Cypress, a Mournful Wood

Cupressus sempervirens (Mediterranean cypress). Photo: Lazaregagnidze CC BY-SA 3.0


The species of wood that is most often mentioned in primary sources as the material for the pipes of the organo di legno is Mediterranean cypress or Cupressus sempervirens. The family of plants to which Cupressus sempervirens is very old. Recent research traces its origins to the Mesozoic era and the supercontinent Pangea.

In ancient Roman literature, the cypress tree often represents death, mourning, or loss. The material origin of this association may be linked with cypress’s pronounced scent, spicy and evergreen, which could be used at funerals to mask the stench of death.[1] Death remained an association of cypress wood, in the form of the organo di legno, in early modern times. The instrument was the preferred organ to be used in productions of opera and other theatrical music in the seventeenth century, in which context it was typically used to accompany dramatic moments related to death and the underworld.

Cypress wood cross-section.  Photo: Deutsches Museum, K. Rainer, MatMu-3 CC BY-SA 4.0

Cypress lumber. Photo: Deutsches Museum, K. Rainer, MatMu-4 CC BY-SA 4.0

Claudio Monteverdi's L’Orfeo


The opera L’Orfeo by Claudio Monteverdi, which premiered at Mantua in 1607 and is often still performed today by ensembles specializing in early music, calls for two organi di legno (“duoi organi di legno”). According to instructions written into the music, one of these two instruments was intended to accompany key dramatic moments in the opera, including “Ahi, acerbo,” the Messenger’s dramatic pronouncement of Euridice’s death, “Tu se’ morta,” Orpheus’s lament upon learning of his beloved’s death, and “Possente spirto,” the legendary song that Orpheus sings to persuade Charon, ferryman of Hades, to give him passage to the underworld.

■ Extracted data:
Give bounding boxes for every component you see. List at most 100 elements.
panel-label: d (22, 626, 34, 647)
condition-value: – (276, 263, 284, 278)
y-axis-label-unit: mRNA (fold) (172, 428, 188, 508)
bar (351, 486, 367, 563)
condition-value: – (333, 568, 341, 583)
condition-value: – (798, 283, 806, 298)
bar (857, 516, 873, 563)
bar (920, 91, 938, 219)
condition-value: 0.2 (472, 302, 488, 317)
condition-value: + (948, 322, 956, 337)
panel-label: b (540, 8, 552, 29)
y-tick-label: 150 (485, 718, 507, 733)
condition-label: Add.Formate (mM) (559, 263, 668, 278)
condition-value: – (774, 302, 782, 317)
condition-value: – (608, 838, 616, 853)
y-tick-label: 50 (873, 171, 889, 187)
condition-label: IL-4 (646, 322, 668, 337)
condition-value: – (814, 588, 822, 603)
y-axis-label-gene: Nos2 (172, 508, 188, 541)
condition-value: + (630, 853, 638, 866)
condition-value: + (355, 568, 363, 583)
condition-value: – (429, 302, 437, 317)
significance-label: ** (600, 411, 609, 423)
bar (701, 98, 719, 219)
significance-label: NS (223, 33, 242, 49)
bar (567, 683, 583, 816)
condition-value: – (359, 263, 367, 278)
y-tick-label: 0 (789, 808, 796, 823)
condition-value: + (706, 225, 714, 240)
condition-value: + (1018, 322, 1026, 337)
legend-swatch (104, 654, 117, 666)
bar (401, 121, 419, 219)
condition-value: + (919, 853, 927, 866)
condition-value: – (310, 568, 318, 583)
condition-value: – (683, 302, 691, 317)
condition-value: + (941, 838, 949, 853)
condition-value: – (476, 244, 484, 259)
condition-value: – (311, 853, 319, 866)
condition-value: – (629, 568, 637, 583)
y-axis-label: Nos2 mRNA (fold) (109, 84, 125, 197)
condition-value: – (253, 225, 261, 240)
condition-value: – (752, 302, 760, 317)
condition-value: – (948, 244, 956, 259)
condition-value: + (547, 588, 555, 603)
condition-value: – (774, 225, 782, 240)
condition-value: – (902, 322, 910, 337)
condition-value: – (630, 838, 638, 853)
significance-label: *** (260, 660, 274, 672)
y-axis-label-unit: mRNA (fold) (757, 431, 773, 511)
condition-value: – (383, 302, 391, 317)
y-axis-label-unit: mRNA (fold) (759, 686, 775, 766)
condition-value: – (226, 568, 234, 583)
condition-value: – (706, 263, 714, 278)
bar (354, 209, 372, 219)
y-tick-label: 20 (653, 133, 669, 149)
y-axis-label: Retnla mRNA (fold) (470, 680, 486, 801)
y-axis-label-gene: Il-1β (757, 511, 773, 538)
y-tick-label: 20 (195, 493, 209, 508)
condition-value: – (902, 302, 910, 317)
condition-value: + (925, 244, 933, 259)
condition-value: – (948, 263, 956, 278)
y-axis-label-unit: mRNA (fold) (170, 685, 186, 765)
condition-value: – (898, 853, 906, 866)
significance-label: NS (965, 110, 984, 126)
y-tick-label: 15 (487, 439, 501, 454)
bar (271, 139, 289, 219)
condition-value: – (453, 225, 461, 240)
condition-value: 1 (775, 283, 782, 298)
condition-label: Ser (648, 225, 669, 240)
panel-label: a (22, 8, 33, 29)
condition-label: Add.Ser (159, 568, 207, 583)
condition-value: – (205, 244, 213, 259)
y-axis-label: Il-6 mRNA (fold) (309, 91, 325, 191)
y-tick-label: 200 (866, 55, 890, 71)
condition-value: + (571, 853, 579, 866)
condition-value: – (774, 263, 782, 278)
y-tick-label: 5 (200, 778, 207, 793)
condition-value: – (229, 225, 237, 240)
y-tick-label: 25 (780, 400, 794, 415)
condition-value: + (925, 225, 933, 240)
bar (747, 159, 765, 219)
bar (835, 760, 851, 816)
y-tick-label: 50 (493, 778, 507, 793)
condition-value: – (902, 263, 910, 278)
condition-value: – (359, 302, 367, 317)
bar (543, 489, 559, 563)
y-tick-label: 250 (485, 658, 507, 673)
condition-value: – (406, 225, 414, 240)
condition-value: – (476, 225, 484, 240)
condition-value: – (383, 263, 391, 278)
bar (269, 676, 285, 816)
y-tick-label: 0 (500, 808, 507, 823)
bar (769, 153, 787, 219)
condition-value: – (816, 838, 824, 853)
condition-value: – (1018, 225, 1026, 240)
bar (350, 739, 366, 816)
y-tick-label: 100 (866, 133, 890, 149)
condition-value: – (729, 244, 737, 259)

■ Activity list:
A) Summarize the cypress passage in two sentences.
B) Write the paragraph that would follow the last sentence of the cypress passage.
The entries are separate material, unrelated to the cypress passage.

■ Answers to the exercise:
A) Mediterranean cypress is the wood most often named in primary sources for the pipes of the organo di legno, and in ancient Roman literature the cypress tree often represents death, mourning, or loss. That association persisted in the seventeenth century, when the organo di legno was the preferred organ for opera and typically accompanied dramatic moments tied to death and the underworld, as in Monteverdi's L’Orfeo, which calls for two such instruments.

B)
Despite the prominence of the organo di legno in Monteverdi's L’Orfeo and other early modern Italian music, today early music groups specializing in this repertoire rarely use an organo di legno in their performances. Very few organi di legno from the period still exist, and thus there are few models for anyone interested in reconstructing an organo di legno to study. Moreover, the rare organi di legno that do survive have been modified in the intervening centuries.

Claudio Monteverdi, L’Orfeo (Venice: Vincenti, 1609). Title page. (Public domain).

Claudio Monteverdi, L’Orfeo (Venice: Vincenti, 1609). List of characters (left) and instruments (right). (Public domain).

In the list of instruments printed in the 1609 edition of L’Orfeo, “Duoi Organi di legno” appears half down. Other instruments that are listed include harpsichords, a double harp, viols and violins in various sizes, chitarroni (also known as theorbos), trombones, cornetts, a regal organ (characterized by a single rank of reeds with short resonators), trumpets with mutes, and a soprano recorder.

 

[1] Catherine Connors, “Seeing Cypresses in Virgil,” The Classical Journal 88.1 (1992): 1-17 at 1.

Citation: Leon Chisholm, ‘The organo di legno’s timbral timber’, in: Materiality of Musical Instruments. A Virtual Exhibition.